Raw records
::::::::

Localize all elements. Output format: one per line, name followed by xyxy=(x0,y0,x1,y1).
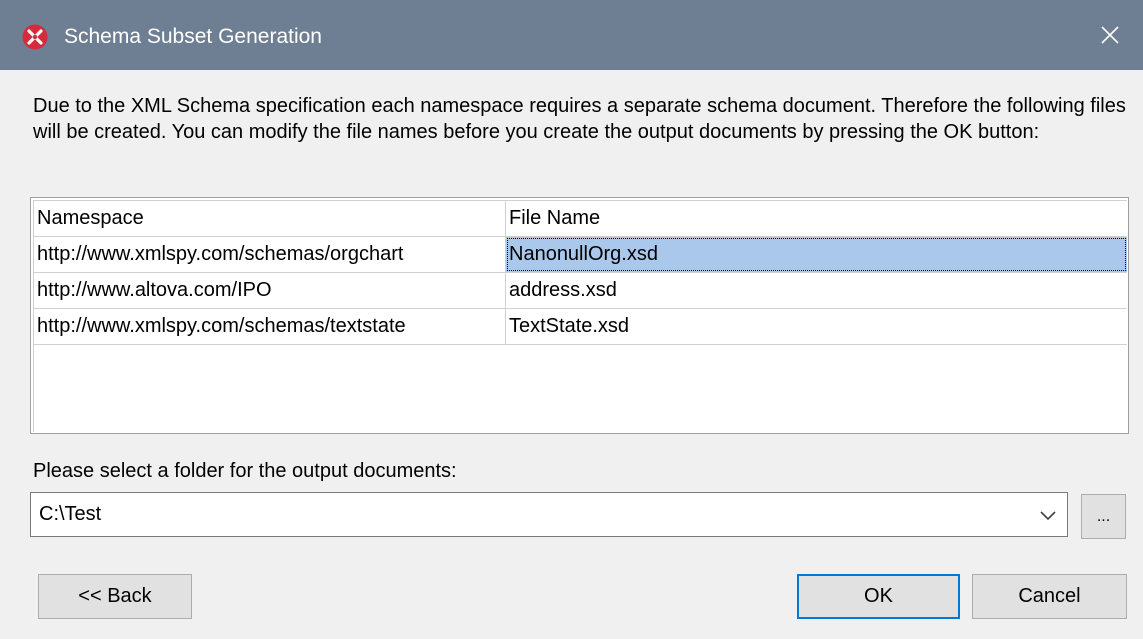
chevron-down-icon[interactable] xyxy=(1039,506,1057,524)
namespace-file-grid[interactable]: Namespace File Name http://www.xmlspy.co… xyxy=(30,197,1129,434)
file-name-cell[interactable]: NanonullOrg.xsd xyxy=(506,237,1127,272)
schema-subset-dialog: Schema Subset Generation Due to the XML … xyxy=(0,0,1143,639)
namespace-cell: http://www.altova.com/IPO xyxy=(34,273,506,308)
close-button[interactable] xyxy=(1077,0,1143,70)
table-row[interactable]: http://www.xmlspy.com/schemas/orgchart N… xyxy=(34,237,1127,273)
window-title: Schema Subset Generation xyxy=(64,25,322,48)
folder-label: Please select a folder for the output do… xyxy=(33,460,457,482)
namespace-cell: http://www.xmlspy.com/schemas/orgchart xyxy=(34,237,506,272)
column-header-namespace: Namespace xyxy=(34,201,506,236)
browse-folder-button[interactable]: ... xyxy=(1081,494,1126,539)
table-row[interactable]: http://www.xmlspy.com/schemas/textstate … xyxy=(34,309,1127,345)
output-folder-combobox[interactable]: C:\Test xyxy=(30,492,1068,537)
title-bar: Schema Subset Generation xyxy=(0,0,1143,70)
ok-button[interactable]: OK xyxy=(797,574,960,619)
output-folder-value: C:\Test xyxy=(39,503,102,525)
close-icon xyxy=(1101,26,1119,44)
table-row[interactable]: http://www.altova.com/IPO address.xsd xyxy=(34,273,1127,309)
column-header-file-name: File Name xyxy=(509,207,601,229)
back-button[interactable]: << Back xyxy=(38,574,192,619)
file-name-cell[interactable]: TextState.xsd xyxy=(506,309,1127,344)
file-name-cell[interactable]: address.xsd xyxy=(506,273,1127,308)
namespace-cell: http://www.xmlspy.com/schemas/textstate xyxy=(34,309,506,344)
grid-header-row: Namespace File Name xyxy=(34,201,1127,237)
cancel-button[interactable]: Cancel xyxy=(972,574,1127,619)
description-text: Due to the XML Schema specification each… xyxy=(33,95,1126,143)
altova-app-icon xyxy=(22,24,48,50)
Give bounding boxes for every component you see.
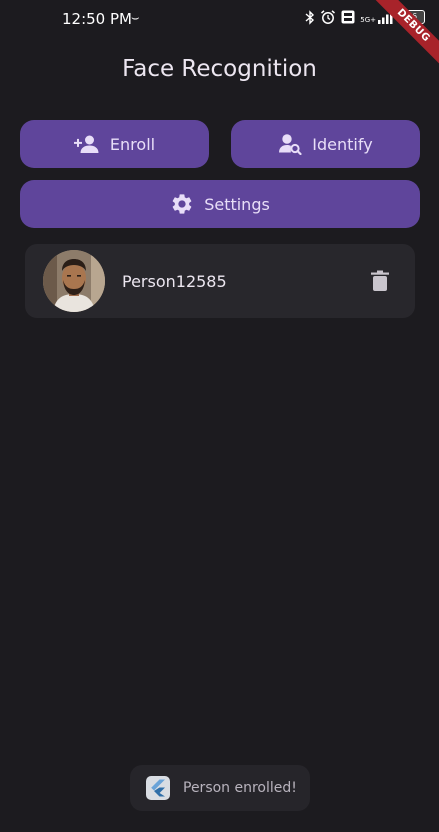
enroll-button[interactable]: Enroll	[20, 120, 209, 168]
identify-label: Identify	[312, 134, 373, 154]
person-add-icon	[73, 134, 100, 154]
settings-button[interactable]: Settings	[20, 180, 420, 228]
vo-lte-icon	[341, 10, 355, 24]
enroll-label: Enroll	[109, 134, 156, 154]
bluetooth-icon	[305, 9, 315, 25]
person-list-item[interactable]: Person12585	[25, 244, 415, 318]
identify-button[interactable]: Identify	[231, 120, 420, 168]
gear-icon	[170, 192, 194, 216]
person-name: Person12585	[122, 272, 227, 291]
settings-label: Settings	[204, 194, 270, 214]
avatar	[43, 250, 105, 312]
status-time: 12:50 PM	[62, 10, 132, 28]
network-type-label: 5G+	[360, 15, 376, 24]
toast-message: Person enrolled!	[130, 765, 310, 811]
flutter-app-icon	[146, 776, 170, 800]
person-search-icon	[278, 133, 302, 155]
alarm-icon	[320, 9, 336, 25]
delete-icon[interactable]	[370, 270, 390, 292]
page-title: Face Recognition	[122, 56, 317, 82]
status-notification-glyph: ⌣	[131, 11, 140, 26]
toast-text: Person enrolled!	[183, 780, 297, 796]
status-bar: 12:50 PM ⌣ 5G+ 56	[0, 0, 439, 38]
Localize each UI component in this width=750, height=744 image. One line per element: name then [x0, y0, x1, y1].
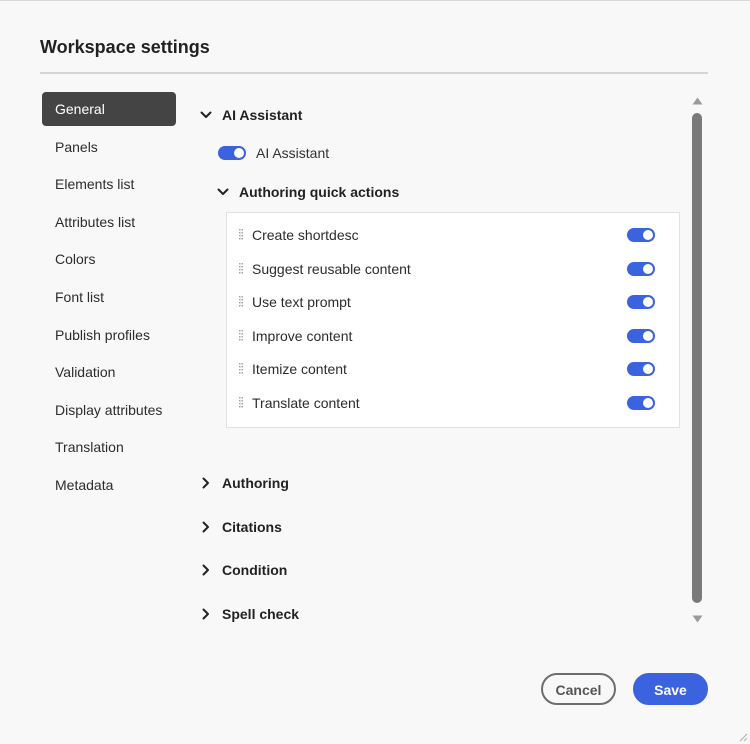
sidebar-item-translation[interactable]: Translation — [42, 430, 176, 464]
quick-action-toggle[interactable] — [627, 295, 655, 309]
workspace-settings-dialog: Workspace settings General Panels Elemen… — [0, 0, 750, 744]
drag-handle-icon[interactable] — [238, 229, 244, 241]
quick-action-item[interactable]: Itemize content — [227, 357, 679, 381]
drag-handle-icon[interactable] — [238, 296, 244, 308]
section-title: Authoring — [222, 475, 289, 491]
section-citations-header[interactable]: Citations — [196, 517, 282, 537]
sidebar-item-validation[interactable]: Validation — [42, 355, 176, 389]
quick-action-label: Use text prompt — [252, 294, 351, 310]
quick-action-item[interactable]: Use text prompt — [227, 290, 679, 314]
chevron-down-icon — [217, 188, 229, 195]
sidebar-item-publish-profiles[interactable]: Publish profiles — [42, 318, 176, 352]
scroll-down-arrow[interactable] — [692, 615, 703, 623]
section-title: AI Assistant — [222, 107, 303, 123]
resize-handle-icon[interactable] — [738, 732, 748, 742]
sidebar-item-display-attributes[interactable]: Display attributes — [42, 393, 176, 427]
chevron-right-icon — [202, 521, 209, 533]
quick-action-label: Improve content — [252, 327, 353, 344]
sidebar-item-elements-list[interactable]: Elements list — [42, 167, 176, 201]
quick-action-label: Create shortdesc — [252, 227, 359, 243]
sidebar-item-general[interactable]: General — [42, 92, 176, 126]
sidebar-item-panels[interactable]: Panels — [42, 130, 176, 164]
quick-actions-list: Create shortdesc Suggest reusable conten… — [226, 212, 680, 428]
settings-sidebar: General Panels Elements list Attributes … — [42, 92, 176, 506]
section-title: Authoring quick actions — [239, 184, 400, 200]
quick-action-toggle[interactable] — [627, 328, 655, 343]
scrollbar-thumb[interactable] — [692, 113, 702, 603]
quick-action-label: Suggest reusable content — [252, 260, 411, 277]
chevron-right-icon — [202, 564, 209, 576]
sidebar-item-metadata[interactable]: Metadata — [42, 468, 176, 502]
drag-handle-icon[interactable] — [238, 262, 244, 275]
sidebar-item-font-list[interactable]: Font list — [42, 280, 176, 314]
section-title: Citations — [222, 519, 282, 535]
quick-action-item[interactable]: Suggest reusable content — [227, 257, 679, 281]
scroll-up-arrow[interactable] — [692, 97, 703, 105]
ai-assistant-toggle[interactable] — [218, 146, 246, 160]
drag-handle-icon[interactable] — [238, 363, 244, 375]
quick-action-item[interactable]: Translate content — [227, 391, 679, 415]
quick-action-label: Translate content — [252, 394, 360, 411]
section-title: Condition — [222, 562, 288, 578]
cancel-button[interactable]: Cancel — [541, 673, 616, 705]
quick-action-toggle[interactable] — [627, 228, 655, 242]
ai-assistant-toggle-row: AI Assistant — [218, 145, 329, 161]
quick-action-toggle[interactable] — [627, 362, 655, 376]
section-quick-actions-header[interactable]: Authoring quick actions — [213, 182, 399, 202]
dialog-title: Workspace settings — [40, 37, 210, 57]
quick-action-item[interactable]: Improve content — [227, 324, 679, 348]
ai-assistant-toggle-label: AI Assistant — [256, 145, 330, 161]
chevron-down-icon — [200, 111, 212, 118]
section-authoring-header[interactable]: Authoring — [196, 473, 289, 493]
quick-action-item[interactable]: Create shortdesc — [227, 223, 679, 247]
quick-action-toggle[interactable] — [627, 395, 655, 410]
drag-handle-icon[interactable] — [238, 396, 244, 409]
section-condition-header[interactable]: Condition — [196, 560, 287, 580]
save-button[interactable]: Save — [633, 673, 708, 705]
sidebar-item-attributes-list[interactable]: Attributes list — [42, 205, 176, 239]
section-title: Spell check — [222, 606, 300, 622]
settings-content: AI Assistant AI Assistant Authoring quic… — [196, 97, 682, 637]
drag-handle-icon[interactable] — [238, 329, 244, 342]
title-divider — [40, 72, 708, 74]
chevron-right-icon — [202, 477, 209, 489]
quick-action-label: Itemize content — [252, 361, 347, 377]
sidebar-item-colors[interactable]: Colors — [42, 242, 176, 276]
quick-action-toggle[interactable] — [627, 261, 655, 276]
chevron-right-icon — [202, 608, 209, 620]
section-spell-check-header[interactable]: Spell check — [196, 604, 299, 624]
section-ai-assistant-header[interactable]: AI Assistant — [196, 105, 302, 125]
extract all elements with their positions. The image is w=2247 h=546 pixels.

::::::::

→ **Objective**:
Copy out the lines of the records word for word, beginning at the line that contains "120, 209, 168]" and continuing through the line that contains "Localize each UI".

→ **Correct response**:
enroll-button[interactable]: Enroll	[20, 120, 209, 168]
identify-label: Identify	[312, 134, 373, 154]
person-add-icon	[73, 134, 100, 154]
settings-button[interactable]: Settings	[20, 180, 420, 228]
vo-lte-icon	[341, 10, 355, 24]
enroll-label: Enroll	[109, 134, 156, 154]
bluetooth-icon	[305, 9, 315, 25]
person-list-item[interactable]: Person12585	[25, 244, 415, 318]
identify-button[interactable]: Identify	[231, 120, 420, 168]
gear-icon	[170, 192, 194, 216]
person-name: Person12585	[122, 272, 227, 291]
settings-label: Settings	[204, 194, 270, 214]
avatar	[43, 250, 105, 312]
status-time: 12:50 PM	[62, 10, 132, 28]
network-type-label: 5G+	[360, 15, 376, 24]
toast-message: Person enrolled!	[130, 765, 310, 811]
flutter-app-icon	[146, 776, 170, 800]
person-search-icon	[278, 133, 302, 155]
alarm-icon	[320, 9, 336, 25]
delete-icon[interactable]	[370, 270, 390, 292]
page-title: Face Recognition	[122, 56, 317, 82]
status-notification-glyph: ⌣	[131, 11, 140, 26]
toast-text: Person enrolled!	[183, 780, 297, 796]
status-bar: 12:50 PM ⌣ 5G+ 56	[0, 0, 439, 38]
Localize each UI component in this width=750, height=744 image. One line per element: name then [x0, y0, x1, y1].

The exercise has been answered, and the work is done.